Every line of the listing must be reproduced as it stands. Leave the images behind.

[Entries taken from a collection]

-- start --

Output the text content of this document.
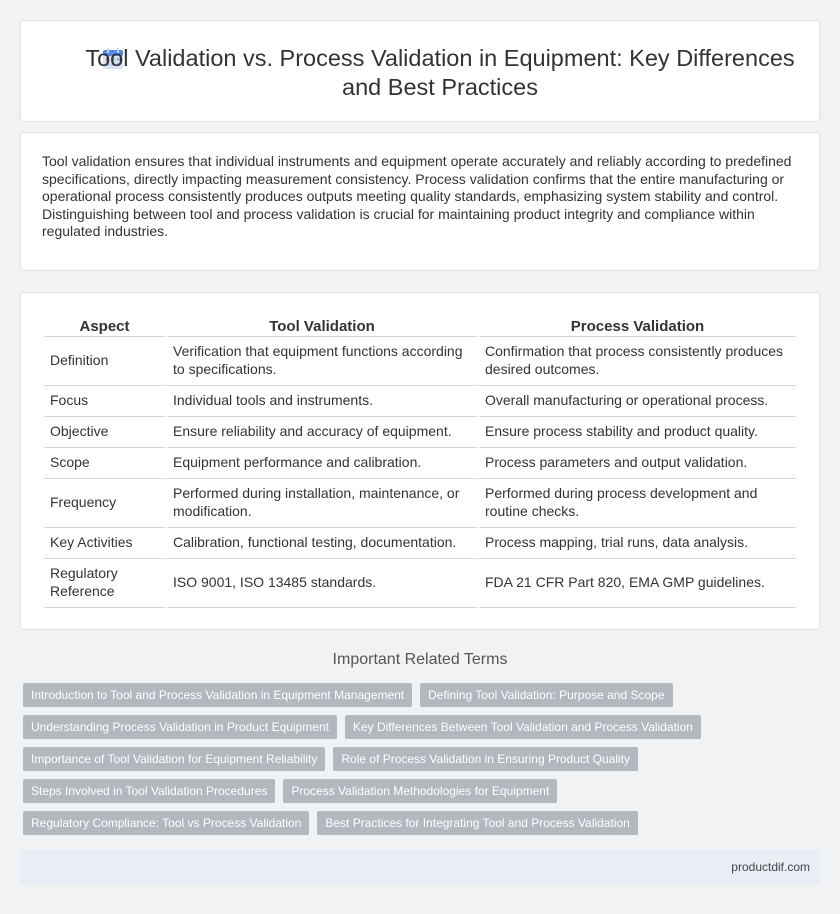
Tool Validation vs. Process Validation in Equipment: Key Differences and Best Practices

Tool validation ensures that individual instruments and equipment operate accurately and reliably according to predefined specifications, directly impacting measurement consistency. Process validation confirms that the entire manufacturing or operational process consistently produces outputs meeting quality standards, emphasizing system stability and control. Distinguishing between tool and process validation is crucial for maintaining product integrity and compliance within regulated industries.

Aspect	Tool Validation	Process Validation
Definition	Verification that equipment functions according to specifications.	Confirmation that process consistently produces desired outcomes.
Focus	Individual tools and instruments.	Overall manufacturing or operational process.
Objective	Ensure reliability and accuracy of equipment.	Ensure process stability and product quality.
Scope	Equipment performance and calibration.	Process parameters and output validation.
Frequency	Performed during installation, maintenance, or modification.	Performed during process development and routine checks.
Key Activities	Calibration, functional testing, documentation.	Process mapping, trial runs, data analysis.
Regulatory Reference	ISO 9001, ISO 13485 standards.	FDA 21 CFR Part 820, EMA GMP guidelines.
Important Related Terms
Introduction to Tool and Process Validation in Equipment Management	Defining Tool Validation: Purpose and Scope
Understanding Process Validation in Product Equipment	Key Differences Between Tool Validation and Process Validation
Importance of Tool Validation for Equipment Reliability	Role of Process Validation in Ensuring Product Quality
Steps Involved in Tool Validation Procedures	Process Validation Methodologies for Equipment
Regulatory Compliance: Tool vs Process Validation	Best Practices for Integrating Tool and Process Validation
productdif.com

-- end --

=== Response ===
Output the text content of this document.
Tool Validation vs. Process Validation in Equipment: Key Differences and Best Practices

Tool validation ensures that individual instruments and equipment operate accurately and reliably according to predefined specifications, directly impacting measurement consistency. Process validation confirms that the entire manufacturing or operational process consistently produces outputs meeting quality standards, emphasizing system stability and control. Distinguishing between tool and process validation is crucial for maintaining product integrity and compliance within regulated industries.

Aspect	Tool Validation	Process Validation
Definition	Verification that equipment functions according to specifications.	Confirmation that process consistently produces desired outcomes.
Focus	Individual tools and instruments.	Overall manufacturing or operational process.
Objective	Ensure reliability and accuracy of equipment.	Ensure process stability and product quality.
Scope	Equipment performance and calibration.	Process parameters and output validation.
Frequency	Performed during installation, maintenance, or modification.	Performed during process development and routine checks.
Key Activities	Calibration, functional testing, documentation.	Process mapping, trial runs, data analysis.
Regulatory Reference	ISO 9001, ISO 13485 standards.	FDA 21 CFR Part 820, EMA GMP guidelines.
Important Related Terms
Introduction to Tool and Process Validation in Equipment Management	Defining Tool Validation: Purpose and Scope
Understanding Process Validation in Product Equipment	Key Differences Between Tool Validation and Process Validation
Importance of Tool Validation for Equipment Reliability	Role of Process Validation in Ensuring Product Quality
Steps Involved in Tool Validation Procedures	Process Validation Methodologies for Equipment
Regulatory Compliance: Tool vs Process Validation	Best Practices for Integrating Tool and Process Validation
productdif.com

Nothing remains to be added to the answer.